-- Aim of the exercise --
For each line of the data below that holds "MEMURU", copy the line.
--- Input material ---
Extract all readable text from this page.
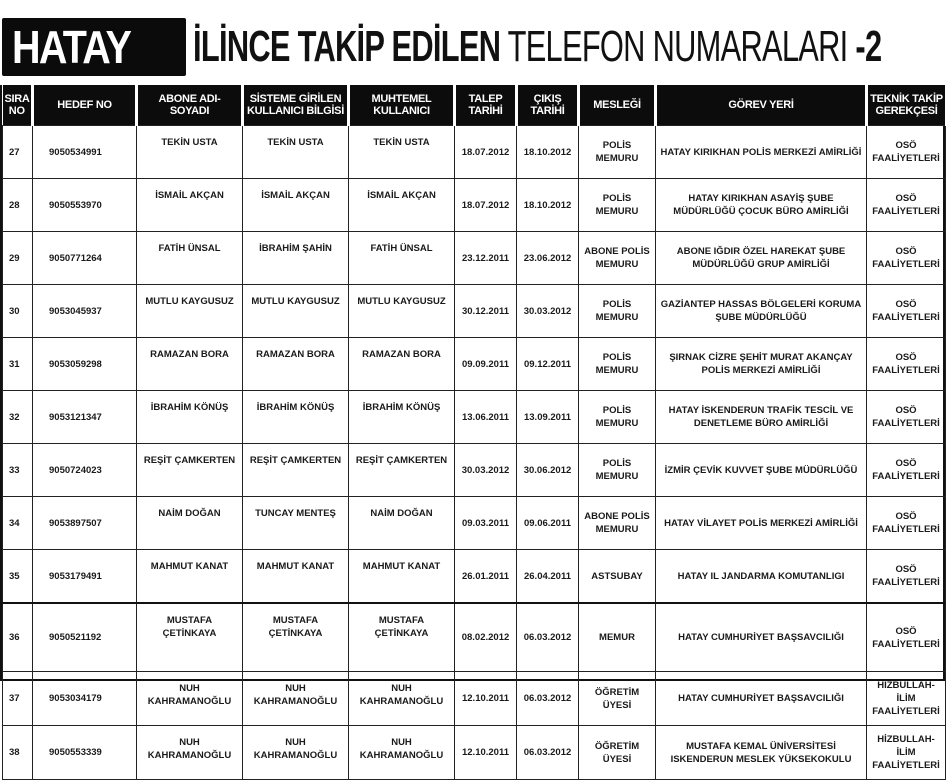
HATAY İLİNCE TAKİP EDİLEN TELEFON NUMARALARI -2
SIRA NO	HEDEF NO	ABONE ADI-SOYADI	SİSTEME GİRİLEN KULLANICI BİLGİSİ	MUHTEMEL KULLANICI	TALEP TARİHİ	ÇIKIŞ TARİHİ	MESLEĞİ	GÖREV YERİ	TEKNİK TAKİP GEREKÇESİ
27	9050534991	TEKİN USTA	TEKİN USTA	TEKİN USTA	18.07.2012	18.10.2012	POLİS MEMURU	HATAY KIRIKHAN POLİS MERKEZİ AMİRLİĞİ	OSÖ FAALİYETLERİ
28	9050553970	İSMAİL AKÇAN	İSMAİL AKÇAN	İSMAİL AKÇAN	18.07.2012	18.10.2012	POLİS MEMURU	HATAY KIRIKHAN ASAYİŞ ŞUBE MÜDÜRLÜĞÜ ÇOCUK BÜRO AMİRLİĞİ	OSÖ FAALİYETLERİ
29	9050771264	FATİH ÜNSAL	İBRAHİM ŞAHİN	FATİH ÜNSAL	23.12.2011	23.06.2012	ABONE POLİS MEMURU	ABONE IĞDIR ÖZEL HAREKAT ŞUBE MÜDÜRLÜĞÜ GRUP AMİRLİĞİ	OSÖ FAALİYETLERİ
30	9053045937	MUTLU KAYGUSUZ	MUTLU KAYGUSUZ	MUTLU KAYGUSUZ	30.12.2011	30.03.2012	POLİS MEMURU	GAZİANTEP HASSAS BÖLGELERİ KORUMA ŞUBE MÜDÜRLÜĞÜ	OSÖ FAALİYETLERİ
31	9053059298	RAMAZAN BORA	RAMAZAN BORA	RAMAZAN BORA	09.09.2011	09.12.2011	POLİS MEMURU	ŞIRNAK CİZRE ŞEHİT MURAT AKANÇAY POLİS MERKEZİ AMİRLİĞİ	OSÖ FAALİYETLERİ
32	9053121347	İBRAHİM KÖNÜŞ	İBRAHİM KÖNÜŞ	İBRAHİM KÖNÜŞ	13.06.2011	13.09.2011	POLİS MEMURU	HATAY İSKENDERUN TRAFİK TESCİL VE DENETLEME BÜRO AMİRLİĞİ	OSÖ FAALİYETLERİ
33	9050724023	REŞİT ÇAMKERTEN	REŞİT ÇAMKERTEN	REŞİT ÇAMKERTEN	30.03.2012	30.06.2012	POLİS MEMURU	İZMİR ÇEVİK KUVVET ŞUBE MÜDÜRLÜĞÜ	OSÖ FAALİYETLERİ
34	9053897507	NAİM DOĞAN	TUNCAY MENTEŞ	NAİM DOĞAN	09.03.2011	09.06.2011	ABONE POLİS MEMURU	HATAY VİLAYET POLİS MERKEZİ AMİRLİĞİ	OSÖ FAALİYETLERİ
35	9053179491	MAHMUT KANAT	MAHMUT KANAT	MAHMUT KANAT	26.01.2011	26.04.2011	ASTSUBAY	HATAY IL JANDARMA KOMUTANLIGI	OSÖ FAALİYETLERİ
36	9050521192	MUSTAFA ÇETİNKAYA	MUSTAFA ÇETİNKAYA	MUSTAFA ÇETİNKAYA	08.02.2012	06.03.2012	MEMUR	HATAY CUMHURİYET BAŞSAVCILIĞI	OSÖ FAALİYETLERİ
37	9053034179	NUH KAHRAMANOĞLU	NUH KAHRAMANOĞLU	NUH KAHRAMANOĞLU	12.10.2011	06.03.2012	ÖĞRETİM ÜYESİ	HATAY CUMHURİYET BAŞSAVCILIĞI	HİZBULLAH-İLİM FAALİYETLERİ
38	9050553339	NUH KAHRAMANOĞLU	NUH KAHRAMANOĞLU	NUH KAHRAMANOĞLU	12.10.2011	06.03.2012	ÖĞRETİM ÜYESİ	MUSTAFA KEMAL ÜNİVERSİTESİ ISKENDERUN MESLEK YÜKSEKOKULU	HİZBULLAH-İLİM FAALİYETLERİ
---
-- Problem solution --
27	9050534991	TEKİN USTA	TEKİN USTA	TEKİN USTA	18.07.2012	18.10.2012	POLİS MEMURU	HATAY KIRIKHAN POLİS MERKEZİ AMİRLİĞİ	OSÖ FAALİYETLERİ
28	9050553970	İSMAİL AKÇAN	İSMAİL AKÇAN	İSMAİL AKÇAN	18.07.2012	18.10.2012	POLİS MEMURU	HATAY KIRIKHAN ASAYİŞ ŞUBE MÜDÜRLÜĞÜ ÇOCUK BÜRO AMİRLİĞİ	OSÖ FAALİYETLERİ
29	9050771264	FATİH ÜNSAL	İBRAHİM ŞAHİN	FATİH ÜNSAL	23.12.2011	23.06.2012	ABONE POLİS MEMURU	ABONE IĞDIR ÖZEL HAREKAT ŞUBE MÜDÜRLÜĞÜ GRUP AMİRLİĞİ	OSÖ FAALİYETLERİ
30	9053045937	MUTLU KAYGUSUZ	MUTLU KAYGUSUZ	MUTLU KAYGUSUZ	30.12.2011	30.03.2012	POLİS MEMURU	GAZİANTEP HASSAS BÖLGELERİ KORUMA ŞUBE MÜDÜRLÜĞÜ	OSÖ FAALİYETLERİ
31	9053059298	RAMAZAN BORA	RAMAZAN BORA	RAMAZAN BORA	09.09.2011	09.12.2011	POLİS MEMURU	ŞIRNAK CİZRE ŞEHİT MURAT AKANÇAY POLİS MERKEZİ AMİRLİĞİ	OSÖ FAALİYETLERİ
32	9053121347	İBRAHİM KÖNÜŞ	İBRAHİM KÖNÜŞ	İBRAHİM KÖNÜŞ	13.06.2011	13.09.2011	POLİS MEMURU	HATAY İSKENDERUN TRAFİK TESCİL VE DENETLEME BÜRO AMİRLİĞİ	OSÖ FAALİYETLERİ
33	9050724023	REŞİT ÇAMKERTEN	REŞİT ÇAMKERTEN	REŞİT ÇAMKERTEN	30.03.2012	30.06.2012	POLİS MEMURU	İZMİR ÇEVİK KUVVET ŞUBE MÜDÜRLÜĞÜ	OSÖ FAALİYETLERİ
34	9053897507	NAİM DOĞAN	TUNCAY MENTEŞ	NAİM DOĞAN	09.03.2011	09.06.2011	ABONE POLİS MEMURU	HATAY VİLAYET POLİS MERKEZİ AMİRLİĞİ	OSÖ FAALİYETLERİ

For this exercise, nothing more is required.